[Collected data entries]
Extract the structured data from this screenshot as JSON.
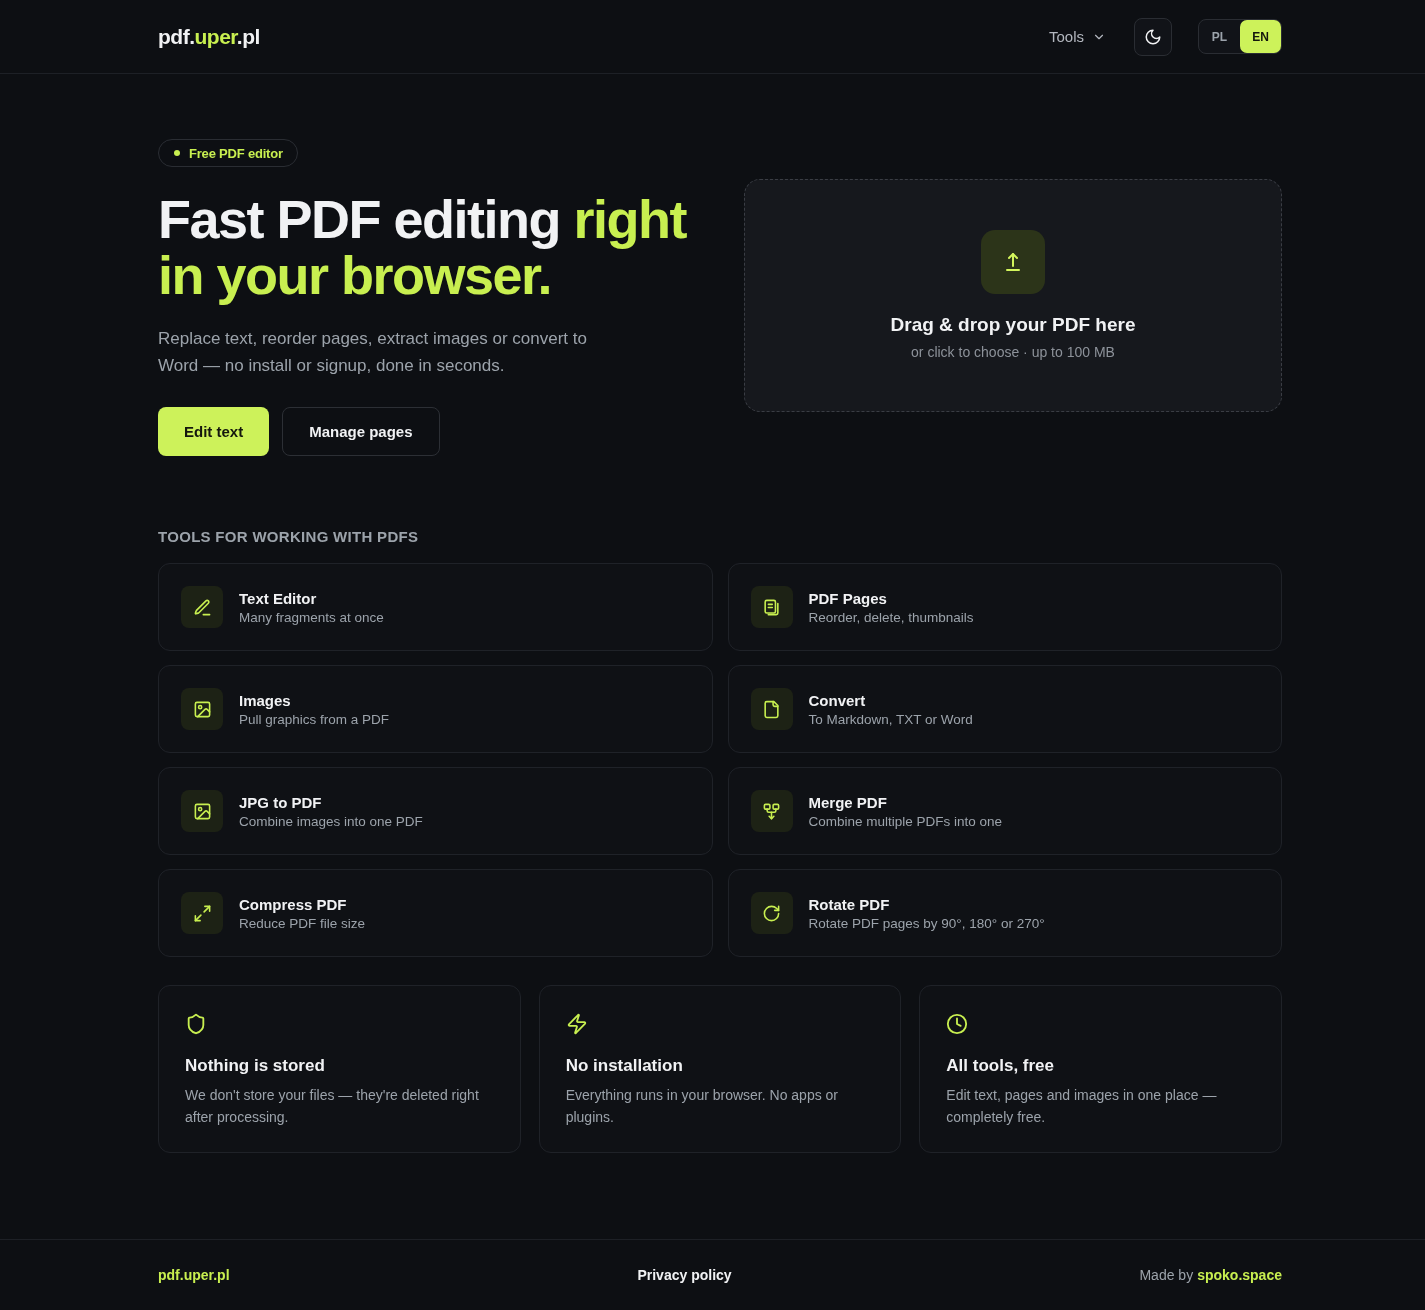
{
  "header": {
    "logo": {
      "prefix": "pdf.",
      "highlight": "uper",
      "suffix": ".pl"
    },
    "nav": {
      "label": "Tools"
    },
    "languages": [
      {
        "label": "PL",
        "selected": false
      },
      {
        "label": "EN",
        "selected": true
      }
    ]
  },
  "hero": {
    "badge": "Free PDF editor",
    "headline": {
      "text": "Fast PDF editing",
      "highlight": "right in your browser."
    },
    "description": "Replace text, reorder pages, extract images or convert to Word — no install or signup, done in seconds.",
    "buttons": [
      {
        "label": "Edit text",
        "kind": "primary"
      },
      {
        "label": "Manage pages",
        "kind": "secondary"
      }
    ]
  },
  "upload": {
    "title": "Drag & drop your PDF here",
    "subtitle": "or click to choose · up to 100 MB"
  },
  "tools": {
    "title": "TOOLS FOR WORKING WITH PDFS",
    "items": [
      {
        "title": "Text Editor",
        "description": "Many fragments at once"
      },
      {
        "title": "PDF Pages",
        "description": "Reorder, delete, thumbnails"
      },
      {
        "title": "Images",
        "description": "Pull graphics from a PDF"
      },
      {
        "title": "Convert",
        "description": "To Markdown, TXT or Word"
      },
      {
        "title": "JPG to PDF",
        "description": "Combine images into one PDF"
      },
      {
        "title": "Merge PDF",
        "description": "Combine multiple PDFs into one"
      },
      {
        "title": "Compress PDF",
        "description": "Reduce PDF file size"
      },
      {
        "title": "Rotate PDF",
        "description": "Rotate PDF pages by 90°, 180° or 270°"
      }
    ]
  },
  "features": [
    {
      "title": "Nothing is stored",
      "description": "We don't store your files — they're deleted right after processing."
    },
    {
      "title": "No installation",
      "description": "Everything runs in your browser. No apps or plugins."
    },
    {
      "title": "All tools, free",
      "description": "Edit text, pages and images in one place — completely free."
    }
  ],
  "footer": {
    "logo": "pdf.uper.pl",
    "links": [
      {
        "label": "Privacy policy"
      }
    ],
    "credit_label": "Made by",
    "credit_link": "spoko.space"
  }
}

Requirements: Quote each line of the listing exactly, but leave the pictures out.

Written answer:
Extract the structured data from this screenshot as JSON.
{
  "header": {
    "logo": {
      "prefix": "pdf.",
      "highlight": "uper",
      "suffix": ".pl"
    },
    "nav": {
      "label": "Tools"
    },
    "languages": [
      {
        "label": "PL",
        "selected": false
      },
      {
        "label": "EN",
        "selected": true
      }
    ]
  },
  "hero": {
    "badge": "Free PDF editor",
    "headline": {
      "text": "Fast PDF editing",
      "highlight": "right in your browser."
    },
    "description": "Replace text, reorder pages, extract images or convert to Word — no install or signup, done in seconds.",
    "buttons": [
      {
        "label": "Edit text",
        "kind": "primary"
      },
      {
        "label": "Manage pages",
        "kind": "secondary"
      }
    ]
  },
  "upload": {
    "title": "Drag & drop your PDF here",
    "subtitle": "or click to choose · up to 100 MB"
  },
  "tools": {
    "title": "TOOLS FOR WORKING WITH PDFS",
    "items": [
      {
        "title": "Text Editor",
        "description": "Many fragments at once"
      },
      {
        "title": "PDF Pages",
        "description": "Reorder, delete, thumbnails"
      },
      {
        "title": "Images",
        "description": "Pull graphics from a PDF"
      },
      {
        "title": "Convert",
        "description": "To Markdown, TXT or Word"
      },
      {
        "title": "JPG to PDF",
        "description": "Combine images into one PDF"
      },
      {
        "title": "Merge PDF",
        "description": "Combine multiple PDFs into one"
      },
      {
        "title": "Compress PDF",
        "description": "Reduce PDF file size"
      },
      {
        "title": "Rotate PDF",
        "description": "Rotate PDF pages by 90°, 180° or 270°"
      }
    ]
  },
  "features": [
    {
      "title": "Nothing is stored",
      "description": "We don't store your files — they're deleted right after processing."
    },
    {
      "title": "No installation",
      "description": "Everything runs in your browser. No apps or plugins."
    },
    {
      "title": "All tools, free",
      "description": "Edit text, pages and images in one place — completely free."
    }
  ],
  "footer": {
    "logo": "pdf.uper.pl",
    "links": [
      {
        "label": "Privacy policy"
      }
    ],
    "credit_label": "Made by",
    "credit_link": "spoko.space"
  }
}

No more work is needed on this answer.